◆ TO DO: Copy out each line that includes the word "necesario".

◆ MATERIAL FOR THIS TASK:
## START

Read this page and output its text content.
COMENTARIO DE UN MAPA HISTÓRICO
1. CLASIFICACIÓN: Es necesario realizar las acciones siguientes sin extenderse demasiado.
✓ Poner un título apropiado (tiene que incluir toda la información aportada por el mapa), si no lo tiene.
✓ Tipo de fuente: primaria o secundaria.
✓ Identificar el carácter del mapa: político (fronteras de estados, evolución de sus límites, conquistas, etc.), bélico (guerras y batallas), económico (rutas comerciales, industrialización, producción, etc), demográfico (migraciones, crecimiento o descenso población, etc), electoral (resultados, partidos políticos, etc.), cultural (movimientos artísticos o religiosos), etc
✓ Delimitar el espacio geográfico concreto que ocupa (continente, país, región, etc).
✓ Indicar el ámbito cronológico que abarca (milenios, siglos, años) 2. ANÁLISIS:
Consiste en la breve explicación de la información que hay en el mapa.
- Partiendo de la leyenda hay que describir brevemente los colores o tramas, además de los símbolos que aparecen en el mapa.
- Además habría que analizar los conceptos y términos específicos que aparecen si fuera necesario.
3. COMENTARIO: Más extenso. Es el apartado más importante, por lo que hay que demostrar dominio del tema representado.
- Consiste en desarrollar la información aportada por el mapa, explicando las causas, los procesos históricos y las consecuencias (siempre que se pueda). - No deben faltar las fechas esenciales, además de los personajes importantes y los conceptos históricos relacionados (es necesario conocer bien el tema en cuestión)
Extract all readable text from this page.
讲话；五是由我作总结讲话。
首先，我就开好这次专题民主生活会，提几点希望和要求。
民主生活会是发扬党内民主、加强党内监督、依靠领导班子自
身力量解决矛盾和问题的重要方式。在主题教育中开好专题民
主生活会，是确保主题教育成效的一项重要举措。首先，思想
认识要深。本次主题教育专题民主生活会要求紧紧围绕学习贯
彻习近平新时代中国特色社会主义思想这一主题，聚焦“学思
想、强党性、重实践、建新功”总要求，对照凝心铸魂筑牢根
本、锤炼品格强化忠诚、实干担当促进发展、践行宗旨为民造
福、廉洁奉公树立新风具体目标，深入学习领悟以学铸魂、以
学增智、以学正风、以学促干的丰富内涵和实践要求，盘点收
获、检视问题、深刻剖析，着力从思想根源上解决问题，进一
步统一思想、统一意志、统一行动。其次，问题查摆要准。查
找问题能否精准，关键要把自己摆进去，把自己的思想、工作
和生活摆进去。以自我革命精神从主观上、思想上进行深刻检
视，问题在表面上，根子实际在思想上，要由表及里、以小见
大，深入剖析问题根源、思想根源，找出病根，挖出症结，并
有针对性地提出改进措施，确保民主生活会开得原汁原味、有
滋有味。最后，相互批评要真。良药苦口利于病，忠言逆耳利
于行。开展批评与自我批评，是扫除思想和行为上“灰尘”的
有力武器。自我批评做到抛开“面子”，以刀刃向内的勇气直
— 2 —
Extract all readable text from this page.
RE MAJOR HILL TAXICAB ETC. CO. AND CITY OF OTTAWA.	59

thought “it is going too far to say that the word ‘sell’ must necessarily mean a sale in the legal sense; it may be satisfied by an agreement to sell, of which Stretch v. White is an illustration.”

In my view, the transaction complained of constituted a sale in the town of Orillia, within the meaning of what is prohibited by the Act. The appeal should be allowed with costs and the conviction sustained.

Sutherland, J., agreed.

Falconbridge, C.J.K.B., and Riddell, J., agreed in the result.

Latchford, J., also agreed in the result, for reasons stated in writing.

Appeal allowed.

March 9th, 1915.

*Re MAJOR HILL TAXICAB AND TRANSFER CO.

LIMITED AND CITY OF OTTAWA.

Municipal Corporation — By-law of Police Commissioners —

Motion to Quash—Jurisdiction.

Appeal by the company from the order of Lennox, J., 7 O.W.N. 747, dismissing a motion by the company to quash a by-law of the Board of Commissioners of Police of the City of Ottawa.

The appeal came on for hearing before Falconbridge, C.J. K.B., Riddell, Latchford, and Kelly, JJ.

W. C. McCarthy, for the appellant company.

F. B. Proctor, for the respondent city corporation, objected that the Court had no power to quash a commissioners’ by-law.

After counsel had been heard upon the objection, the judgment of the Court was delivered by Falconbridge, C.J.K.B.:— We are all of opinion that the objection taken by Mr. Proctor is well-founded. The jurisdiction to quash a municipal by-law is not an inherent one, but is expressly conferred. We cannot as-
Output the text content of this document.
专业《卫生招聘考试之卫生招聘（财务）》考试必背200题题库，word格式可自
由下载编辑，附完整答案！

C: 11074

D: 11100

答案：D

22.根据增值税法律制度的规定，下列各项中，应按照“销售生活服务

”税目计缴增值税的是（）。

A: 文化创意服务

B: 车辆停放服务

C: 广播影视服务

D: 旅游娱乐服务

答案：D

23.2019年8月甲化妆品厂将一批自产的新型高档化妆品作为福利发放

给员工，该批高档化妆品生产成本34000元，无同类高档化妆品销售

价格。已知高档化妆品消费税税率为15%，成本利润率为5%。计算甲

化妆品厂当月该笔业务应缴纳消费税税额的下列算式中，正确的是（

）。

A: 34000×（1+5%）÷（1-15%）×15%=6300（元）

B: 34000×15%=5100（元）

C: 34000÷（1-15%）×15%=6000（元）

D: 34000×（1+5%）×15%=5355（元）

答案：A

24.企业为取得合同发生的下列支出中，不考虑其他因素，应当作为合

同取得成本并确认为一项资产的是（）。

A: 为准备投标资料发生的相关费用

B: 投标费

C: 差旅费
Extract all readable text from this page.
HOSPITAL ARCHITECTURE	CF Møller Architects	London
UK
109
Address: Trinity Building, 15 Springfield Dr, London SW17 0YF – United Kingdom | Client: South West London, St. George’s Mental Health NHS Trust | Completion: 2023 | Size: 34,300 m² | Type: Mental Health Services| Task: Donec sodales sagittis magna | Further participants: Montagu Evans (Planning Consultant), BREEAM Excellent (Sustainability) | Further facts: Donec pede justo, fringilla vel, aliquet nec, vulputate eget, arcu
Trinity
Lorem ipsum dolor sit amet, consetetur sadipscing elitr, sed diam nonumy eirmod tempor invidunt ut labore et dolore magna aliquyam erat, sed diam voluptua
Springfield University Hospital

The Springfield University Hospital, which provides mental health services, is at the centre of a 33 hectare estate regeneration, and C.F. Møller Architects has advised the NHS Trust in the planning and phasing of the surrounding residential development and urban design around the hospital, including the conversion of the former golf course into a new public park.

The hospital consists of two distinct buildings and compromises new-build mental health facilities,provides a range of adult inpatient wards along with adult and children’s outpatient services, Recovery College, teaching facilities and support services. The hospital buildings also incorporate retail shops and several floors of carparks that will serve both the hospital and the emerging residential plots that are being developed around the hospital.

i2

## END

◆ SOLUTION FOR THIS PROBLEM:
1. CLASIFICACIÓN: Es necesario realizar las acciones siguientes sin extenderse demasiado.
- Además habría que analizar los conceptos y términos específicos que aparecen si fuera necesario.
- Consiste en desarrollar la información aportada por el mapa, explicando las causas, los procesos históricos y las consecuencias (siempre que se pueda). - No deben faltar las fechas esenciales, además de los personajes importantes y los conceptos históricos relacionados (es necesario conocer bien el tema en cuestión)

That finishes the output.